Look through the lines of the material and count those containing "ELISpot". Give that count alone.

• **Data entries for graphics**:
+ + + +
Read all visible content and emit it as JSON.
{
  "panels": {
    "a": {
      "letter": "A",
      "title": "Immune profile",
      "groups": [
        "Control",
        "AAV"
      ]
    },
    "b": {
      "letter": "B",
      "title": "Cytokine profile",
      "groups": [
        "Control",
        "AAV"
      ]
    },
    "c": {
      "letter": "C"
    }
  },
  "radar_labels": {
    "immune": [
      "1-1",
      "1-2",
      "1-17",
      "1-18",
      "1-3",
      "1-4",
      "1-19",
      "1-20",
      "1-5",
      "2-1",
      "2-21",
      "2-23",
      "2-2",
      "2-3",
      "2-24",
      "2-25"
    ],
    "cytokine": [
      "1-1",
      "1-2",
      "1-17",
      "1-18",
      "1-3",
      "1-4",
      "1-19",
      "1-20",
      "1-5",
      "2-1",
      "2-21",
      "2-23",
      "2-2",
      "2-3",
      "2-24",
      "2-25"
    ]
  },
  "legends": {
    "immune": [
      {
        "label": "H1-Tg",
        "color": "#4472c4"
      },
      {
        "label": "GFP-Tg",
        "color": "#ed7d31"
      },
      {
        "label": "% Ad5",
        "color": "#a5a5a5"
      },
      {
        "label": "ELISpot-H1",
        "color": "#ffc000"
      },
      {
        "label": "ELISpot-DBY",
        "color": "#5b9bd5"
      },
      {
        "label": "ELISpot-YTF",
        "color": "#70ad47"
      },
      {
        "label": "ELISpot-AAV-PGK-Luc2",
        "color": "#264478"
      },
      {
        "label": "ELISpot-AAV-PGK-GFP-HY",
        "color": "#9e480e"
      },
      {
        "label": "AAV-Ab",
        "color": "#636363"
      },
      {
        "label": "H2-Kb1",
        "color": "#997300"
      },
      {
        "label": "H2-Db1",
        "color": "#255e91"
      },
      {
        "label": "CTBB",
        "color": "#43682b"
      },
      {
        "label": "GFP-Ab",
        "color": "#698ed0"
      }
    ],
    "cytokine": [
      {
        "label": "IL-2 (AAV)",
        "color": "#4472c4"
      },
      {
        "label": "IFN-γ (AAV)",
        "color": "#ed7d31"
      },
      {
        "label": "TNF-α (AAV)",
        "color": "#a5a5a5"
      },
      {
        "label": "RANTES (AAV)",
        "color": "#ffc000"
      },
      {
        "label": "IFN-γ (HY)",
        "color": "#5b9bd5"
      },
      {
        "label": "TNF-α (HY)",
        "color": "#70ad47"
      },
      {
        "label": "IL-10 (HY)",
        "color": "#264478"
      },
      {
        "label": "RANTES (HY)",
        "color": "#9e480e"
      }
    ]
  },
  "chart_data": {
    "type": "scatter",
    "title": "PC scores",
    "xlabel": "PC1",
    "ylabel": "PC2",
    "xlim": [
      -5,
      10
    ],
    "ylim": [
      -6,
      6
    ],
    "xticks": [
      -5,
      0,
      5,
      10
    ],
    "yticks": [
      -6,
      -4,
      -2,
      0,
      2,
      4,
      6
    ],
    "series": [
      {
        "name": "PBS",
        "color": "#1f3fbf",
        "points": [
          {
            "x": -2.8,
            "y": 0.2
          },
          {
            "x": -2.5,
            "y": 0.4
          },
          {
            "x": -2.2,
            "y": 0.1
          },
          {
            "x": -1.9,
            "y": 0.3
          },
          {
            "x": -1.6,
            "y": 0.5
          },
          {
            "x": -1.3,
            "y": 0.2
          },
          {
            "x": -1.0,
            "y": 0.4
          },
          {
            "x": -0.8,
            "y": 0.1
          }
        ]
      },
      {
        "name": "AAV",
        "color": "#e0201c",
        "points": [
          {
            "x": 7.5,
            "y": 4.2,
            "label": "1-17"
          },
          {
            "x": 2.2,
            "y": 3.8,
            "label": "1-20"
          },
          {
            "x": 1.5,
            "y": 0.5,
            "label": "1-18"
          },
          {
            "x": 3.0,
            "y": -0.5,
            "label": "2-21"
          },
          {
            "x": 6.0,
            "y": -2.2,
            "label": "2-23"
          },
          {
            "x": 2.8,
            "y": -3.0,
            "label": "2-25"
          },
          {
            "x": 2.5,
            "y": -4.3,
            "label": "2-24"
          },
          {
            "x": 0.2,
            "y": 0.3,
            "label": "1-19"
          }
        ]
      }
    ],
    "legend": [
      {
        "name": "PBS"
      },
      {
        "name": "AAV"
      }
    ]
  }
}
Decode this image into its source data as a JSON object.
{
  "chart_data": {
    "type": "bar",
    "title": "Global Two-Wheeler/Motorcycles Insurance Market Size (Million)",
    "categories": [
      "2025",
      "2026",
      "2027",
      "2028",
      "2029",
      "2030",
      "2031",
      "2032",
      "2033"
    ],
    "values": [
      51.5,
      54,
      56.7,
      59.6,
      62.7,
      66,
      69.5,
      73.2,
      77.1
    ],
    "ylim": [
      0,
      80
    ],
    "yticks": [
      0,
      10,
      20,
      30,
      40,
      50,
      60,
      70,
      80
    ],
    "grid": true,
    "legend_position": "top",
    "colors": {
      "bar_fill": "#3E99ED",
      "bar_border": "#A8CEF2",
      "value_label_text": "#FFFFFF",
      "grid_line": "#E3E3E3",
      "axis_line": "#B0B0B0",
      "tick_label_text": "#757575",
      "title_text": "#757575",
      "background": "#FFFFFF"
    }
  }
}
+ + + +
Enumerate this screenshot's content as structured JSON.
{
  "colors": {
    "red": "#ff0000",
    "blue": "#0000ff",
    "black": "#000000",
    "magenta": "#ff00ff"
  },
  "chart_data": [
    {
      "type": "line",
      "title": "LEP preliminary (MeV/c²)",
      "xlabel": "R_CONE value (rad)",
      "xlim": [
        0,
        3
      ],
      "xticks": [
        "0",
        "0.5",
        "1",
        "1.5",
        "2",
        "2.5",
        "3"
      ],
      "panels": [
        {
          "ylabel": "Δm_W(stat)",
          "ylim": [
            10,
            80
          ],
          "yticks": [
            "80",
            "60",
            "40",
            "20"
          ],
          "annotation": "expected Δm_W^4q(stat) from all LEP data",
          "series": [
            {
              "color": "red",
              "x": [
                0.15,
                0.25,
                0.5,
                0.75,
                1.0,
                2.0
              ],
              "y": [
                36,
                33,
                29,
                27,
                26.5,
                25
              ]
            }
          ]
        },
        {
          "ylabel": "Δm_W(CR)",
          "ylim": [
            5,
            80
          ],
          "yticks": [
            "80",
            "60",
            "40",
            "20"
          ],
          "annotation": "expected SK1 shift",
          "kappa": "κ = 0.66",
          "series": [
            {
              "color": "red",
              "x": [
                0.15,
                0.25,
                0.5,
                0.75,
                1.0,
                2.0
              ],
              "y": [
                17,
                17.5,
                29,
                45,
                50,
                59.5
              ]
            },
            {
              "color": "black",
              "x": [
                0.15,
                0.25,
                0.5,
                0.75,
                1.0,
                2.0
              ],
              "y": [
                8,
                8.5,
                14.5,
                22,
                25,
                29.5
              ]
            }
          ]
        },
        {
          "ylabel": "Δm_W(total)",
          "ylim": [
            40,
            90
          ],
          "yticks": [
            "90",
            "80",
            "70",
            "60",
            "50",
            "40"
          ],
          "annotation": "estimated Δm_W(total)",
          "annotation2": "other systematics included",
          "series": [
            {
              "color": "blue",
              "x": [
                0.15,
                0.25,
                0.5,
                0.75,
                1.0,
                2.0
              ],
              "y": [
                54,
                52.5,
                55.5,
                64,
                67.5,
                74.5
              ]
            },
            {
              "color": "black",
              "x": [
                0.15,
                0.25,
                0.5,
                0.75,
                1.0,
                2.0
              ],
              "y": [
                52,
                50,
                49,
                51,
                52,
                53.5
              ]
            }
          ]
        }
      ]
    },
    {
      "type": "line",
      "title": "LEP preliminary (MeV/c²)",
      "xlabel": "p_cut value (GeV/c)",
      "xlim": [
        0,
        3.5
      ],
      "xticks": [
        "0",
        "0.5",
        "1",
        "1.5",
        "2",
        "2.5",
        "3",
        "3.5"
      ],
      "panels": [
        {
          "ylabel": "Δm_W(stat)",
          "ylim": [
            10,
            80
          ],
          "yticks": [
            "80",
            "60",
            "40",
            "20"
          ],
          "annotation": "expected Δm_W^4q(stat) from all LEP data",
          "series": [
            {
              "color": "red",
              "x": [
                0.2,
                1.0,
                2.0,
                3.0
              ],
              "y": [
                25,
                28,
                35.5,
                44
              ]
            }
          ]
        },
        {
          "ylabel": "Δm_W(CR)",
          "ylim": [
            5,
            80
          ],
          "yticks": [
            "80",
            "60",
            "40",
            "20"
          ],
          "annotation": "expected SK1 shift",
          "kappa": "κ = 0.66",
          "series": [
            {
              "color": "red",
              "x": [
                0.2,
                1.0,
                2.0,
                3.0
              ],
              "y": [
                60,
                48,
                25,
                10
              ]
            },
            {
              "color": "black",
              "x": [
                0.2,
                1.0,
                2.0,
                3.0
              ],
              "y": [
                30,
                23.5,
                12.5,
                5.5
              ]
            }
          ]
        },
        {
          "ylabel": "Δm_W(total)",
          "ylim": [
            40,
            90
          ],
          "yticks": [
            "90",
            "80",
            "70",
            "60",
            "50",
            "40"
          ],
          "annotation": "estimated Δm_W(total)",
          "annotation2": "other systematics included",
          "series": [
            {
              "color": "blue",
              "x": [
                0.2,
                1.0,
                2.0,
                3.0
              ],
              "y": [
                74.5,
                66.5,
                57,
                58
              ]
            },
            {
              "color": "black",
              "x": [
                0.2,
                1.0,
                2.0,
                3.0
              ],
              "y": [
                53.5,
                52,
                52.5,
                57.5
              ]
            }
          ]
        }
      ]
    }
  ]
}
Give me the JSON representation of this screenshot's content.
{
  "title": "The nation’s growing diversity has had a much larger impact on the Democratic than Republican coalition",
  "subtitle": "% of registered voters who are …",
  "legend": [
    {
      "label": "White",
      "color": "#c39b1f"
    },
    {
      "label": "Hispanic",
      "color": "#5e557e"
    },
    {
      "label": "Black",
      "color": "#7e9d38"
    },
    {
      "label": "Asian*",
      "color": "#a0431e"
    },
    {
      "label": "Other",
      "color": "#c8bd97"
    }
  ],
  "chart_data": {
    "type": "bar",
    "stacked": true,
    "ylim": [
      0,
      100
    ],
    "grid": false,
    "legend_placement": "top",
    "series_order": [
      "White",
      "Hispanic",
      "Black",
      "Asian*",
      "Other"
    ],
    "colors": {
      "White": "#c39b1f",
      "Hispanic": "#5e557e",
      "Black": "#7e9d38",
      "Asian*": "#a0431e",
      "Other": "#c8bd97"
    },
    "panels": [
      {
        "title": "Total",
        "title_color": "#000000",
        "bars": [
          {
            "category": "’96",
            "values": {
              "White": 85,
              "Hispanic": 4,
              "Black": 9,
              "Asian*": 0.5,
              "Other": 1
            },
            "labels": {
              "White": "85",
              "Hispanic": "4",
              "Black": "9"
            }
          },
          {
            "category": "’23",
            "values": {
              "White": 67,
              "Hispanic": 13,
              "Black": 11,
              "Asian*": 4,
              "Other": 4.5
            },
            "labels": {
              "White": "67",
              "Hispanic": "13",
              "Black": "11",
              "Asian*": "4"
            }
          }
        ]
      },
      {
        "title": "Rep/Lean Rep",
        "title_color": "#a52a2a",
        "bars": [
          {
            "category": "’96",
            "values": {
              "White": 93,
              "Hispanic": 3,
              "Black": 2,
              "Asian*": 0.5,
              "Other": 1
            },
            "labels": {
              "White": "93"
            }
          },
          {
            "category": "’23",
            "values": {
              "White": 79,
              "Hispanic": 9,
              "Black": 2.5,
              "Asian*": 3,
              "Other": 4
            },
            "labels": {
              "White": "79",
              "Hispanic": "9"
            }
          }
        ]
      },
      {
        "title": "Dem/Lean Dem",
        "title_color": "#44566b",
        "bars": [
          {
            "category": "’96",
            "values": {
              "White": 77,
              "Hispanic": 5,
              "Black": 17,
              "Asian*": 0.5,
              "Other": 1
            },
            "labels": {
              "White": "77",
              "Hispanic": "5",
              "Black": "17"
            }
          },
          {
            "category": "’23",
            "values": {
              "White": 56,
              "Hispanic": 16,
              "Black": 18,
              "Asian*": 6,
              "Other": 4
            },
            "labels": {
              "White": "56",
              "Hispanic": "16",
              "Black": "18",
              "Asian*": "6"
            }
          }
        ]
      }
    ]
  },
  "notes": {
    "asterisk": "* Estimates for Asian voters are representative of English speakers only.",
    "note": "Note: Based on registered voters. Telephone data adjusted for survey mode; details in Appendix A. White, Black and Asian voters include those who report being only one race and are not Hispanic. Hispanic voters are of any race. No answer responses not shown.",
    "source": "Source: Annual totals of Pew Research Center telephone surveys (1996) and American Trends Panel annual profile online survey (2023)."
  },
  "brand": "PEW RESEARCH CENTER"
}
+ + + +
• **RESPONSE TO THIS TASK**: 5